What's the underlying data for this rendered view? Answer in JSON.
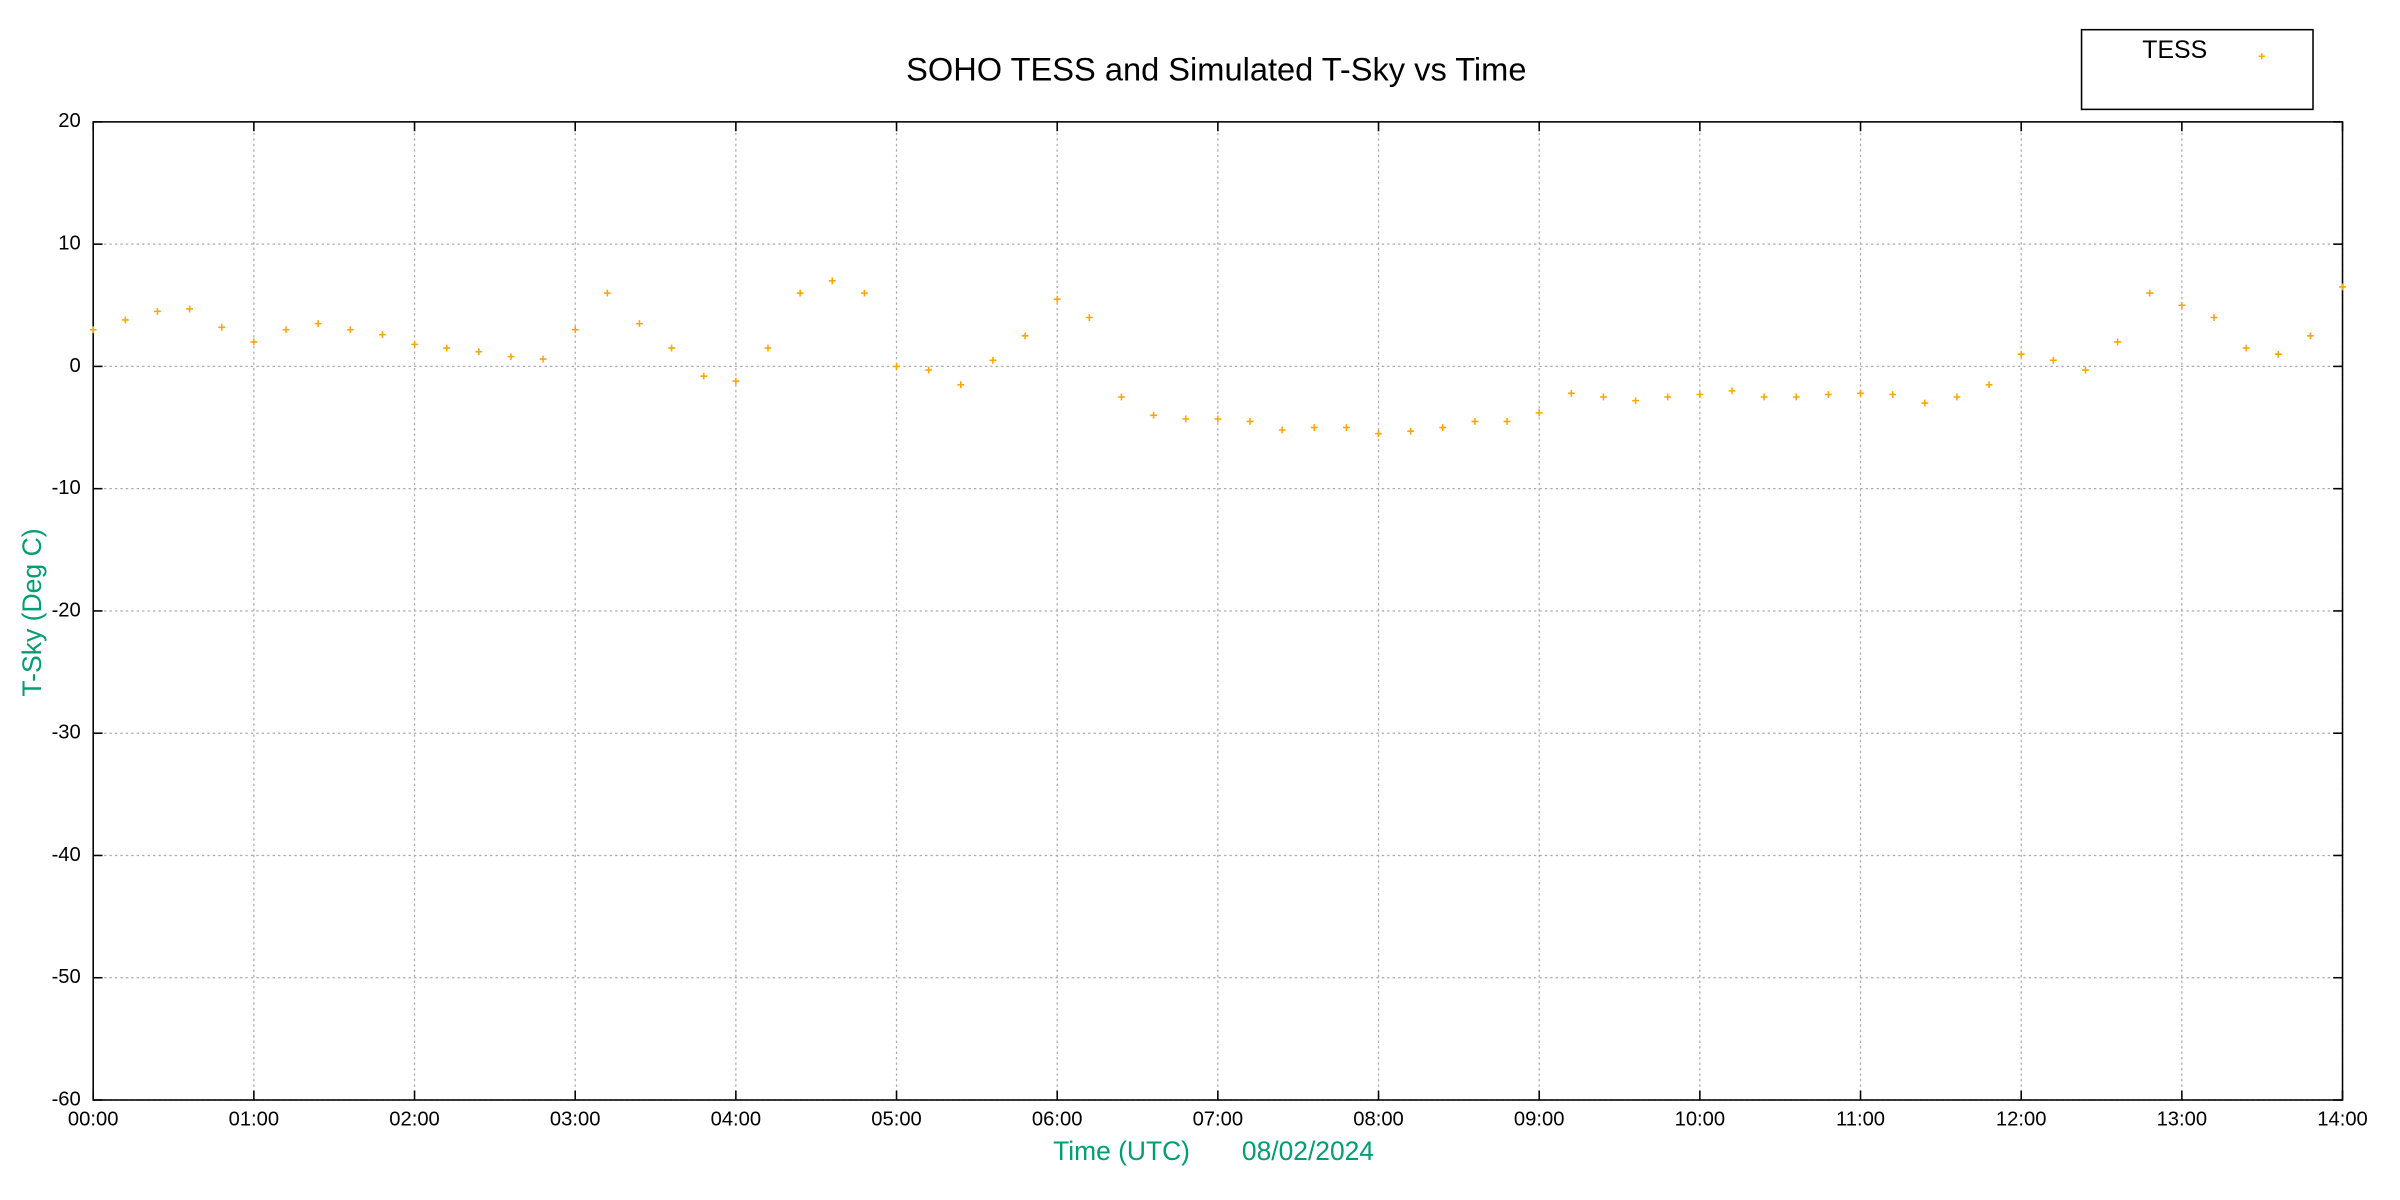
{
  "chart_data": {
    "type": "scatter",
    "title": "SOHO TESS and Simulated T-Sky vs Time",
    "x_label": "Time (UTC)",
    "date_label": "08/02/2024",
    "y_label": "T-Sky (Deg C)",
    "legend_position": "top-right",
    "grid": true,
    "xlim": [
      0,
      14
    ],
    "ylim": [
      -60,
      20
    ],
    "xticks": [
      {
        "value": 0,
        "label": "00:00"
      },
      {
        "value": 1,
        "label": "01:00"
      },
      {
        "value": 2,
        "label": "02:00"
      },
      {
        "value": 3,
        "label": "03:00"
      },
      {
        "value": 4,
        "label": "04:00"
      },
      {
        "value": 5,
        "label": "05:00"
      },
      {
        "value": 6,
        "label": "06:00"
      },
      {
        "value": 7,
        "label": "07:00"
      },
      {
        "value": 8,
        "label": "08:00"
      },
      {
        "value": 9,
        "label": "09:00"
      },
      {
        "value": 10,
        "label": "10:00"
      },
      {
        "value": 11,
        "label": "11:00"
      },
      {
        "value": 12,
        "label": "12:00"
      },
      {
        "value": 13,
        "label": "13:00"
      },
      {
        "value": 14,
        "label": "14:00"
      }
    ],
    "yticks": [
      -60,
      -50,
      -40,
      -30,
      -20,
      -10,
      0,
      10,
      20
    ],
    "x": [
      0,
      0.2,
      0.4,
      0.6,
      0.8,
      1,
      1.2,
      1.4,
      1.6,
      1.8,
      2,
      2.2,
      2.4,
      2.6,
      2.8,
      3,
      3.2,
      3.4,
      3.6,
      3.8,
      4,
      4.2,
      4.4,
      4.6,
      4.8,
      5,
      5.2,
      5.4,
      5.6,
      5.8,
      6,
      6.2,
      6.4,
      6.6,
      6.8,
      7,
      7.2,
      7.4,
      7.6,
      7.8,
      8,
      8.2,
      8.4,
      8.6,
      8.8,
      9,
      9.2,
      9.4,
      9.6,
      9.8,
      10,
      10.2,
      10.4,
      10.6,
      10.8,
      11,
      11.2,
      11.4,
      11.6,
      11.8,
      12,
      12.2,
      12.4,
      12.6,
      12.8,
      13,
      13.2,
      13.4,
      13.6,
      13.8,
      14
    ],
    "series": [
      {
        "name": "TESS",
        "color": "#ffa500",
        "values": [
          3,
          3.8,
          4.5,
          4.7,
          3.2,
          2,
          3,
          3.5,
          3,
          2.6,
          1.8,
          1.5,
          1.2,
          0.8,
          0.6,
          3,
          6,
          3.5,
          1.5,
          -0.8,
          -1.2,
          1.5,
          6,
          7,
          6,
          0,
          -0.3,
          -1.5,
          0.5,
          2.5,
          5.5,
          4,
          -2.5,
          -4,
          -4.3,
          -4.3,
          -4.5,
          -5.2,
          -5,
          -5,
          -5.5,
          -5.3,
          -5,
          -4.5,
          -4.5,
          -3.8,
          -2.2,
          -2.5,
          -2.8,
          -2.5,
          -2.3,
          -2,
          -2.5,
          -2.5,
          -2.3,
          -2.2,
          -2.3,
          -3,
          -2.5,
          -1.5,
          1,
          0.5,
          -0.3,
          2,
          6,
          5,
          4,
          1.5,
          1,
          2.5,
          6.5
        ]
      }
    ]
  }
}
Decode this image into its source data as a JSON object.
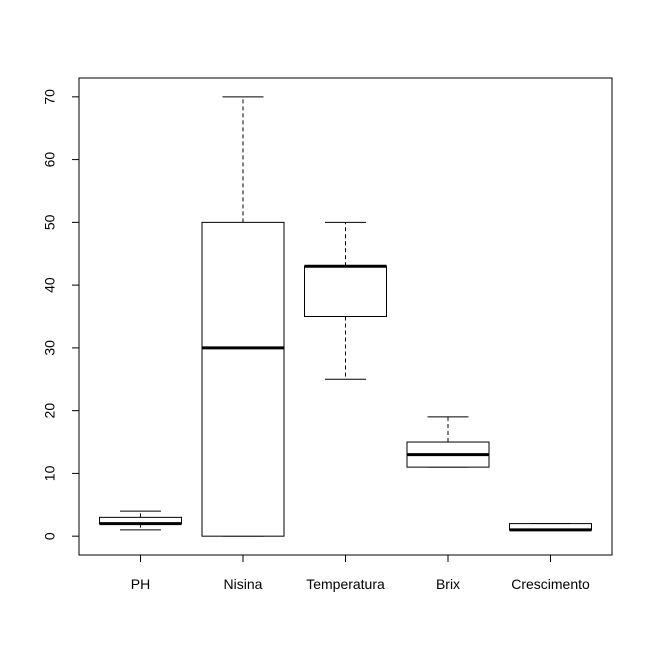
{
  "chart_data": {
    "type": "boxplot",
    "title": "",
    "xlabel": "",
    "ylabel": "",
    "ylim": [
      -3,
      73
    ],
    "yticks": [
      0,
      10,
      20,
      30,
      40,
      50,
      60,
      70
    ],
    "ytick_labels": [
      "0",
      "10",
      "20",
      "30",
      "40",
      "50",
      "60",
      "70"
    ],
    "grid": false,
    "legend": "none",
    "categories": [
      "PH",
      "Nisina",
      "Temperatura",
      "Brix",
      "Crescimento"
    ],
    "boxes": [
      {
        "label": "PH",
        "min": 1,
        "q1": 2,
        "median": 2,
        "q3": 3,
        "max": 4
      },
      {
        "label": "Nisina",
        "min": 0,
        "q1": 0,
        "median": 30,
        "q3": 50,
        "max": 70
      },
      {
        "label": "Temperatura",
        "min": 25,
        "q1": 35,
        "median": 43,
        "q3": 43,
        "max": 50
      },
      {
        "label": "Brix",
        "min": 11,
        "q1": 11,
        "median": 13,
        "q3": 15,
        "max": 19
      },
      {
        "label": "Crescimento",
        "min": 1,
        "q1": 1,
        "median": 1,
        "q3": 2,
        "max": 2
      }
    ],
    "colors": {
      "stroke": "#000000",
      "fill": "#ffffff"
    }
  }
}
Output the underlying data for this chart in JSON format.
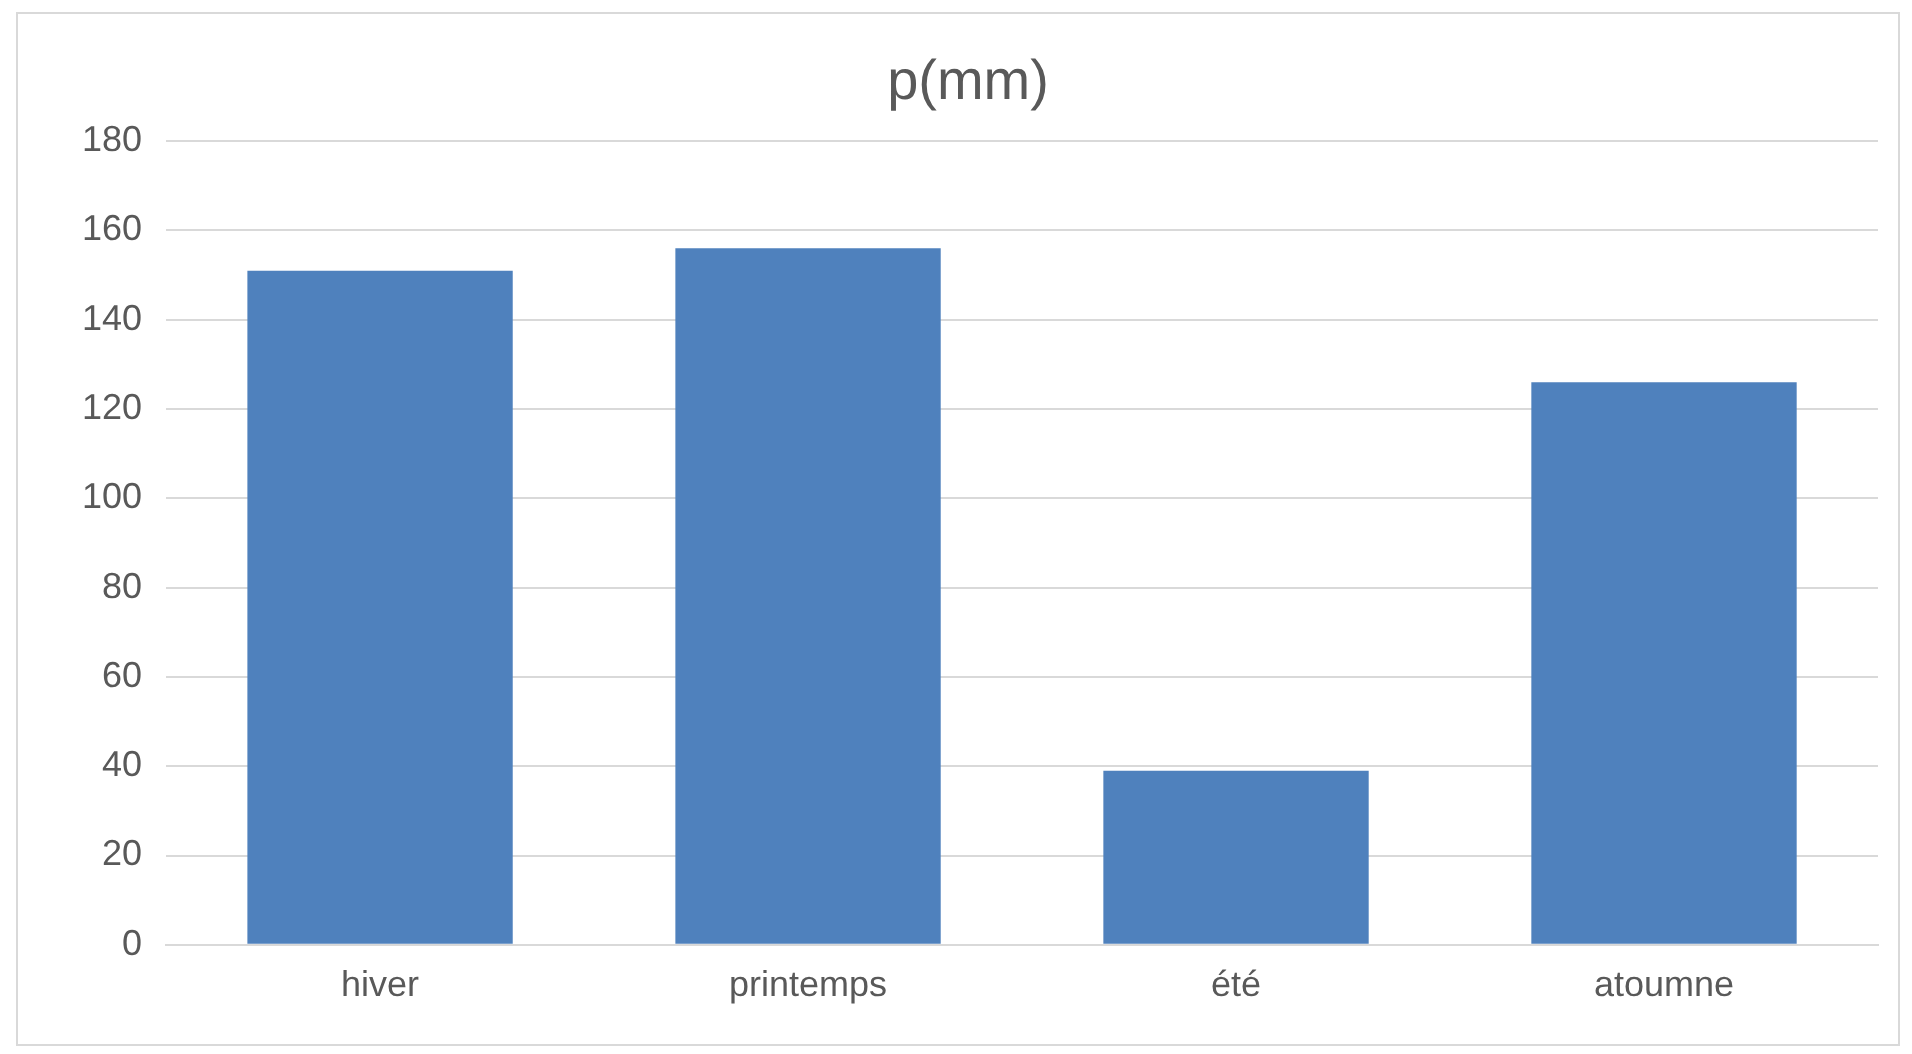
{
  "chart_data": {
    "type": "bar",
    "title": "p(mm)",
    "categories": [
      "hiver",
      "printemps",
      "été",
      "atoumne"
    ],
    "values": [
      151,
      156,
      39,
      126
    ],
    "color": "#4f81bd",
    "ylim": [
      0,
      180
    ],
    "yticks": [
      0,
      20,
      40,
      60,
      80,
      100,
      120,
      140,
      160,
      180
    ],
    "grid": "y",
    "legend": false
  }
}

Description of the task
Using the records above, retype everything exactly except the pictures.

Response to this exercise
What's the underlying data for this rendered view? Answer in JSON.
{
  "chart_data": {
    "type": "scatter",
    "title": "SOHO TESS and Simulated T-Sky vs Time",
    "x_label": "Time (UTC)",
    "date_label": "08/02/2024",
    "y_label": "T-Sky (Deg C)",
    "legend_position": "top-right",
    "grid": true,
    "xlim": [
      0,
      14
    ],
    "ylim": [
      -60,
      20
    ],
    "xticks": [
      {
        "value": 0,
        "label": "00:00"
      },
      {
        "value": 1,
        "label": "01:00"
      },
      {
        "value": 2,
        "label": "02:00"
      },
      {
        "value": 3,
        "label": "03:00"
      },
      {
        "value": 4,
        "label": "04:00"
      },
      {
        "value": 5,
        "label": "05:00"
      },
      {
        "value": 6,
        "label": "06:00"
      },
      {
        "value": 7,
        "label": "07:00"
      },
      {
        "value": 8,
        "label": "08:00"
      },
      {
        "value": 9,
        "label": "09:00"
      },
      {
        "value": 10,
        "label": "10:00"
      },
      {
        "value": 11,
        "label": "11:00"
      },
      {
        "value": 12,
        "label": "12:00"
      },
      {
        "value": 13,
        "label": "13:00"
      },
      {
        "value": 14,
        "label": "14:00"
      }
    ],
    "yticks": [
      -60,
      -50,
      -40,
      -30,
      -20,
      -10,
      0,
      10,
      20
    ],
    "x": [
      0,
      0.2,
      0.4,
      0.6,
      0.8,
      1,
      1.2,
      1.4,
      1.6,
      1.8,
      2,
      2.2,
      2.4,
      2.6,
      2.8,
      3,
      3.2,
      3.4,
      3.6,
      3.8,
      4,
      4.2,
      4.4,
      4.6,
      4.8,
      5,
      5.2,
      5.4,
      5.6,
      5.8,
      6,
      6.2,
      6.4,
      6.6,
      6.8,
      7,
      7.2,
      7.4,
      7.6,
      7.8,
      8,
      8.2,
      8.4,
      8.6,
      8.8,
      9,
      9.2,
      9.4,
      9.6,
      9.8,
      10,
      10.2,
      10.4,
      10.6,
      10.8,
      11,
      11.2,
      11.4,
      11.6,
      11.8,
      12,
      12.2,
      12.4,
      12.6,
      12.8,
      13,
      13.2,
      13.4,
      13.6,
      13.8,
      14
    ],
    "series": [
      {
        "name": "TESS",
        "color": "#ffa500",
        "values": [
          3,
          3.8,
          4.5,
          4.7,
          3.2,
          2,
          3,
          3.5,
          3,
          2.6,
          1.8,
          1.5,
          1.2,
          0.8,
          0.6,
          3,
          6,
          3.5,
          1.5,
          -0.8,
          -1.2,
          1.5,
          6,
          7,
          6,
          0,
          -0.3,
          -1.5,
          0.5,
          2.5,
          5.5,
          4,
          -2.5,
          -4,
          -4.3,
          -4.3,
          -4.5,
          -5.2,
          -5,
          -5,
          -5.5,
          -5.3,
          -5,
          -4.5,
          -4.5,
          -3.8,
          -2.2,
          -2.5,
          -2.8,
          -2.5,
          -2.3,
          -2,
          -2.5,
          -2.5,
          -2.3,
          -2.2,
          -2.3,
          -3,
          -2.5,
          -1.5,
          1,
          0.5,
          -0.3,
          2,
          6,
          5,
          4,
          1.5,
          1,
          2.5,
          6.5
        ]
      }
    ]
  }
}
Decode this image into its source data as a JSON object.
{
  "chart_data": {
    "type": "boxplot",
    "title": "",
    "xlabel": "",
    "ylabel": "",
    "ylim": [
      -3,
      73
    ],
    "yticks": [
      0,
      10,
      20,
      30,
      40,
      50,
      60,
      70
    ],
    "ytick_labels": [
      "0",
      "10",
      "20",
      "30",
      "40",
      "50",
      "60",
      "70"
    ],
    "grid": false,
    "legend": "none",
    "categories": [
      "PH",
      "Nisina",
      "Temperatura",
      "Brix",
      "Crescimento"
    ],
    "boxes": [
      {
        "label": "PH",
        "min": 1,
        "q1": 2,
        "median": 2,
        "q3": 3,
        "max": 4
      },
      {
        "label": "Nisina",
        "min": 0,
        "q1": 0,
        "median": 30,
        "q3": 50,
        "max": 70
      },
      {
        "label": "Temperatura",
        "min": 25,
        "q1": 35,
        "median": 43,
        "q3": 43,
        "max": 50
      },
      {
        "label": "Brix",
        "min": 11,
        "q1": 11,
        "median": 13,
        "q3": 15,
        "max": 19
      },
      {
        "label": "Crescimento",
        "min": 1,
        "q1": 1,
        "median": 1,
        "q3": 2,
        "max": 2
      }
    ],
    "colors": {
      "stroke": "#000000",
      "fill": "#ffffff"
    }
  }
}
Output the underlying data for this chart in JSON format.
{
  "chart_data": {
    "type": "bar",
    "title": "p(mm)",
    "categories": [
      "hiver",
      "printemps",
      "été",
      "atoumne"
    ],
    "values": [
      151,
      156,
      39,
      126
    ],
    "color": "#4f81bd",
    "ylim": [
      0,
      180
    ],
    "yticks": [
      0,
      20,
      40,
      60,
      80,
      100,
      120,
      140,
      160,
      180
    ],
    "grid": "y",
    "legend": false
  }
}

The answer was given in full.